■ **Goal of the exercise**:
Tally the lines that include "this". Output the number only.

■ **Items listed in a dataset**:
----------------------------------------
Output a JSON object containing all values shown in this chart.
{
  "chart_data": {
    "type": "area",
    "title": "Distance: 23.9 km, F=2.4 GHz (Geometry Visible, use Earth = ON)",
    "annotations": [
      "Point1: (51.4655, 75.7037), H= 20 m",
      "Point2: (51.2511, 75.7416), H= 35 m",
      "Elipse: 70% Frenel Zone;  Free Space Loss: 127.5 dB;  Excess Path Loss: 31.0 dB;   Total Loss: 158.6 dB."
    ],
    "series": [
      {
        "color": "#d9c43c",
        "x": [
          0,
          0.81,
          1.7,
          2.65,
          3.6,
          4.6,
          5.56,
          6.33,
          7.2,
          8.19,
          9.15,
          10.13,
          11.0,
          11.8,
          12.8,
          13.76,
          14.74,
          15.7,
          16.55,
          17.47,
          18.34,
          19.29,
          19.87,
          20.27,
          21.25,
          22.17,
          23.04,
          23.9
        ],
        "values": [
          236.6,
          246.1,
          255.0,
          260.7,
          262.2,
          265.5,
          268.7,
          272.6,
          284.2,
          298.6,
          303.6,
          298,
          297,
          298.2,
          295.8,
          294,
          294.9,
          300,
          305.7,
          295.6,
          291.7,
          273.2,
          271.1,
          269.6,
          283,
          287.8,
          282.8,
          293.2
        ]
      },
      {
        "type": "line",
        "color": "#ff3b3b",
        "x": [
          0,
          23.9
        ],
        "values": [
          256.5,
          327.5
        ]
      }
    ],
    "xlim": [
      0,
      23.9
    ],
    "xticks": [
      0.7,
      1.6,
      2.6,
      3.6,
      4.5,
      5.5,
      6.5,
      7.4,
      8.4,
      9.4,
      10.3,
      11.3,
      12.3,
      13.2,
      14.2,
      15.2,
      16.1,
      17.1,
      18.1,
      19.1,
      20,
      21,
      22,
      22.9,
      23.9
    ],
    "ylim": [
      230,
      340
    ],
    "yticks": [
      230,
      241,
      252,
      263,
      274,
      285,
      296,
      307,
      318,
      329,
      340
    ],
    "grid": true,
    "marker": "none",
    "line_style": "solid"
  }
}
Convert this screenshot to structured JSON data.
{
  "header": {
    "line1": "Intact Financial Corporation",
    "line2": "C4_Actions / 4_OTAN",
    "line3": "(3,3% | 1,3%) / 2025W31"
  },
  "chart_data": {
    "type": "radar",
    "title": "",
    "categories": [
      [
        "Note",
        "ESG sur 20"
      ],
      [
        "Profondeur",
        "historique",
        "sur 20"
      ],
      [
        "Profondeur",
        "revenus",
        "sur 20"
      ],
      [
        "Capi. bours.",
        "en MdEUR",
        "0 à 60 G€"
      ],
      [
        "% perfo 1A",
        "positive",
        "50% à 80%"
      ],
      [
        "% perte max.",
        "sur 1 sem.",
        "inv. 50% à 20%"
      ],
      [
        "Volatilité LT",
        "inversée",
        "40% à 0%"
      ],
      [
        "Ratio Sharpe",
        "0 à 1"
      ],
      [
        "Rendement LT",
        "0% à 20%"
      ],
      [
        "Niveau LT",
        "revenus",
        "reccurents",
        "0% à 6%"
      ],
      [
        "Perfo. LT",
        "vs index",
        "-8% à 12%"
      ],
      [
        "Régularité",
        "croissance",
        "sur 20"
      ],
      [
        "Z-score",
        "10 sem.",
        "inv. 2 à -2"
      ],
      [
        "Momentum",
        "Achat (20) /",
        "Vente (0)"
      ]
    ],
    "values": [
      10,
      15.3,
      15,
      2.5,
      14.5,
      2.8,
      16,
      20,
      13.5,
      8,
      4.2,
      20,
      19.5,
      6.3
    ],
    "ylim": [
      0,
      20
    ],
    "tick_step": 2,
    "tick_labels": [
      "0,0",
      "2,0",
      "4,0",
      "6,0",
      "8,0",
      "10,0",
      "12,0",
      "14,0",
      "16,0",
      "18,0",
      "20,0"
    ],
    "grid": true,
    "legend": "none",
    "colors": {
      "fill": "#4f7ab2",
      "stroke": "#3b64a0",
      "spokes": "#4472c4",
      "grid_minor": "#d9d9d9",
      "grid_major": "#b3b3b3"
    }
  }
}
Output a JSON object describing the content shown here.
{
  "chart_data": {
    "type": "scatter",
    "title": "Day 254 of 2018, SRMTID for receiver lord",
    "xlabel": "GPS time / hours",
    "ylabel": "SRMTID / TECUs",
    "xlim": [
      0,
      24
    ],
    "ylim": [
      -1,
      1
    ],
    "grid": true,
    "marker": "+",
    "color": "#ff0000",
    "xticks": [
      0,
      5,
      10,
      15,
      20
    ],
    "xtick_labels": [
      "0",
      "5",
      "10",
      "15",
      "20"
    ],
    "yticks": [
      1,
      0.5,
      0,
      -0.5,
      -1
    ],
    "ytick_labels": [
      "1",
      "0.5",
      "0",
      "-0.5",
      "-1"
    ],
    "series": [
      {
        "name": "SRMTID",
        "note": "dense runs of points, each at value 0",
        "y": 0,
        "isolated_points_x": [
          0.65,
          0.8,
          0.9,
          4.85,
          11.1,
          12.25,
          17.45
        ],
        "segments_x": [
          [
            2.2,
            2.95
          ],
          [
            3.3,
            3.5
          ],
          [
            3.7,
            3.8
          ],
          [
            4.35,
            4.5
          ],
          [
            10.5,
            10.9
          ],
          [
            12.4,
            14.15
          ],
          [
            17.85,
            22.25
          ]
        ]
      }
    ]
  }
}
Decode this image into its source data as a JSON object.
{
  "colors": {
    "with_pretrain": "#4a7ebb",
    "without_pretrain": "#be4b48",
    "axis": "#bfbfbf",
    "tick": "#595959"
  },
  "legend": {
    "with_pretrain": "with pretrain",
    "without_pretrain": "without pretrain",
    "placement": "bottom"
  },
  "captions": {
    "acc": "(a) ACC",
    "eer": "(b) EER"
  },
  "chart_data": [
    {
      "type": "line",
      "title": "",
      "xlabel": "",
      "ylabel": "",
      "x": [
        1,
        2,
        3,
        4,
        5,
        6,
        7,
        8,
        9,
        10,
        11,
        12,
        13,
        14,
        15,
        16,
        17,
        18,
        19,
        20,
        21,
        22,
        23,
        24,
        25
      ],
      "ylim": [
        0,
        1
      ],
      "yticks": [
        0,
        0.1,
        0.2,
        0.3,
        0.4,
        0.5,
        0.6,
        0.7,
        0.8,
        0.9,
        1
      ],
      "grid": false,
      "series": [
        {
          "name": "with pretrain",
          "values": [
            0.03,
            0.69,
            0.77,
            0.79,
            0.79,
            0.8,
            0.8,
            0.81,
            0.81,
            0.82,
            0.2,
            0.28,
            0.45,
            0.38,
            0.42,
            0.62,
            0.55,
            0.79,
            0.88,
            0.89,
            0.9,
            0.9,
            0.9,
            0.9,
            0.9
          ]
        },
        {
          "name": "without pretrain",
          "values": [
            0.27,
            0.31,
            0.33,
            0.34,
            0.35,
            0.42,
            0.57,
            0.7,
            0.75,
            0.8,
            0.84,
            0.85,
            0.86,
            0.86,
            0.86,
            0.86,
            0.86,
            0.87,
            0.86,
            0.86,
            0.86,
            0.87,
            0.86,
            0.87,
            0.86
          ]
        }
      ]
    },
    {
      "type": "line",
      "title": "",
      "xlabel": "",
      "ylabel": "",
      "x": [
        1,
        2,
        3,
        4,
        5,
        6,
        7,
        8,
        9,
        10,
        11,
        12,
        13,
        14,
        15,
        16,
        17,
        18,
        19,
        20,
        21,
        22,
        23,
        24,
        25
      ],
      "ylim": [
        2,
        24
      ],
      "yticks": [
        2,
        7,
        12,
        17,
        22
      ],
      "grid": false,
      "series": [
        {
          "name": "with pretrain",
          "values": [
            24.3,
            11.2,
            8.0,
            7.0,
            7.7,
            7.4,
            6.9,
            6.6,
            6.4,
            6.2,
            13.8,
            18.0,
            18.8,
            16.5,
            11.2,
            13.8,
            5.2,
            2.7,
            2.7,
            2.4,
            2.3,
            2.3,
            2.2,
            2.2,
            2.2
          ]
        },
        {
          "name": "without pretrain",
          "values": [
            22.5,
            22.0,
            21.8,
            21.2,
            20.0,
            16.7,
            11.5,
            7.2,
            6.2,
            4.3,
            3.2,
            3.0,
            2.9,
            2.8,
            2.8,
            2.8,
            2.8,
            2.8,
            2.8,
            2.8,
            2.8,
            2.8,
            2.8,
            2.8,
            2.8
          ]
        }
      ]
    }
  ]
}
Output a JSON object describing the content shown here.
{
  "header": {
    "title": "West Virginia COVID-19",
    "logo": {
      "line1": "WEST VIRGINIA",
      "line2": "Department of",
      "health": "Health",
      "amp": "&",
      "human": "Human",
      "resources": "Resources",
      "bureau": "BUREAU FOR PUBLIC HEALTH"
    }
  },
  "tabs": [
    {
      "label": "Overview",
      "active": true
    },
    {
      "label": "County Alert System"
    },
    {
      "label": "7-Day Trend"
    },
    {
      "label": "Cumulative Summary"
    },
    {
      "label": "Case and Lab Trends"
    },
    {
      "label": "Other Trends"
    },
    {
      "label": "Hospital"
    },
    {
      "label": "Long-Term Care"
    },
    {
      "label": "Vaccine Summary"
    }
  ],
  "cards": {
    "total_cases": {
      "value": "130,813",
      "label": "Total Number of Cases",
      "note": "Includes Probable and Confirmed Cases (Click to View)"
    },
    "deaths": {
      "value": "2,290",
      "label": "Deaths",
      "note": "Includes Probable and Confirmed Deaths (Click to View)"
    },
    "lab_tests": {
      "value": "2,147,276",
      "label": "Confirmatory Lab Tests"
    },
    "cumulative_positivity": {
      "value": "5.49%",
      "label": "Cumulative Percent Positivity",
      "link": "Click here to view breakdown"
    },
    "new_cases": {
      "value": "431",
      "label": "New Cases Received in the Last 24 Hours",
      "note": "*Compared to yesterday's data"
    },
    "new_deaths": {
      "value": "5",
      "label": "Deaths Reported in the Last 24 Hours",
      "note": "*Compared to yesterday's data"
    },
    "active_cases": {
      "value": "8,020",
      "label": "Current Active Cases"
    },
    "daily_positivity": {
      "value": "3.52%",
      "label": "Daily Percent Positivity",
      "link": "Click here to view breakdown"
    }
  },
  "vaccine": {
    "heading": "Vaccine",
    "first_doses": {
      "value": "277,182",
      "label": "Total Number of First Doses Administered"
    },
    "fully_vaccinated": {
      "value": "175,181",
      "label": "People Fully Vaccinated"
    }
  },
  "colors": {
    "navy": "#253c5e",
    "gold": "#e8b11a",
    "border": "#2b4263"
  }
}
----------------------------------------
■ **Exercise result**:
3